▸ SUPPLIED MATERIAL:
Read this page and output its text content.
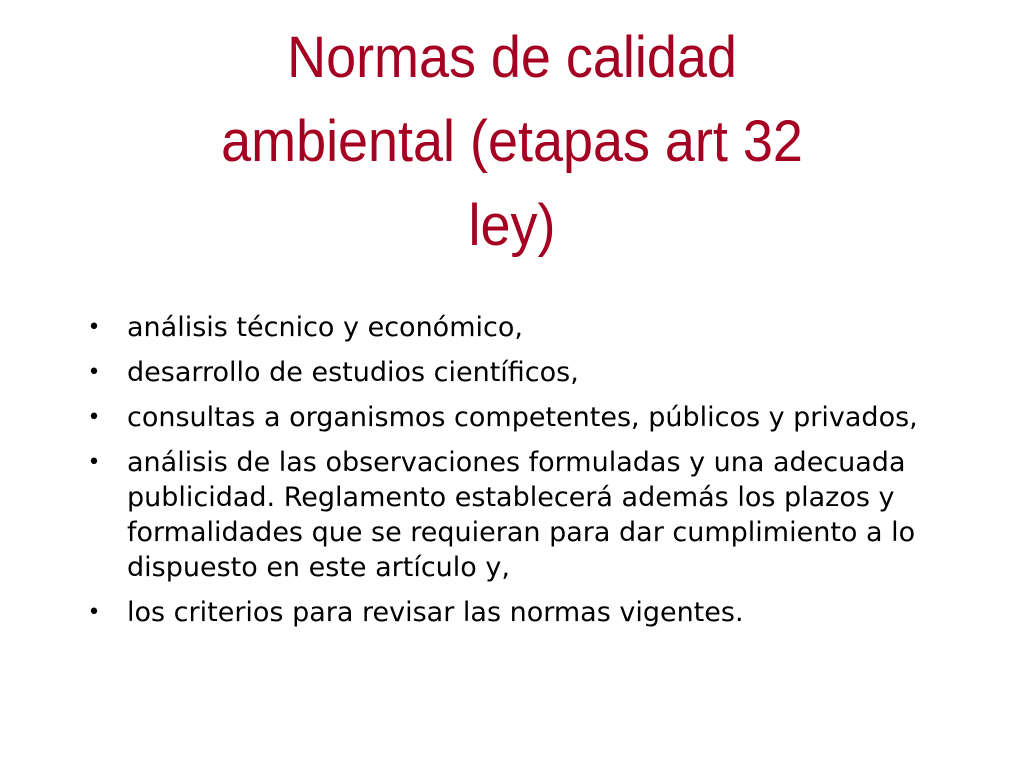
Normas de calidad
ambiental (etapas art 32
ley)
• análisis técnico y económico,
• desarrollo de estudios científicos,
• consultas a organismos competentes, públicos y privados,
• análisis de las observaciones formuladas y una adecuada publicidad. Reglamento establecerá además los plazos y formalidades que se requieran para dar cumplimiento a lo dispuesto en este artículo y,
• los criterios para revisar las normas vigentes.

▸ GOAL OF THE EXERCISE: Look through the entries and find each line that has the string "análisis". Copy those lines.

▸ FULL SOLUTION:
• análisis técnico y económico,
• análisis de las observaciones formuladas y una adecuada publicidad. Reglamento establecerá además los plazos y formalidades que se requieran para dar cumplimiento a lo dispuesto en este artículo y,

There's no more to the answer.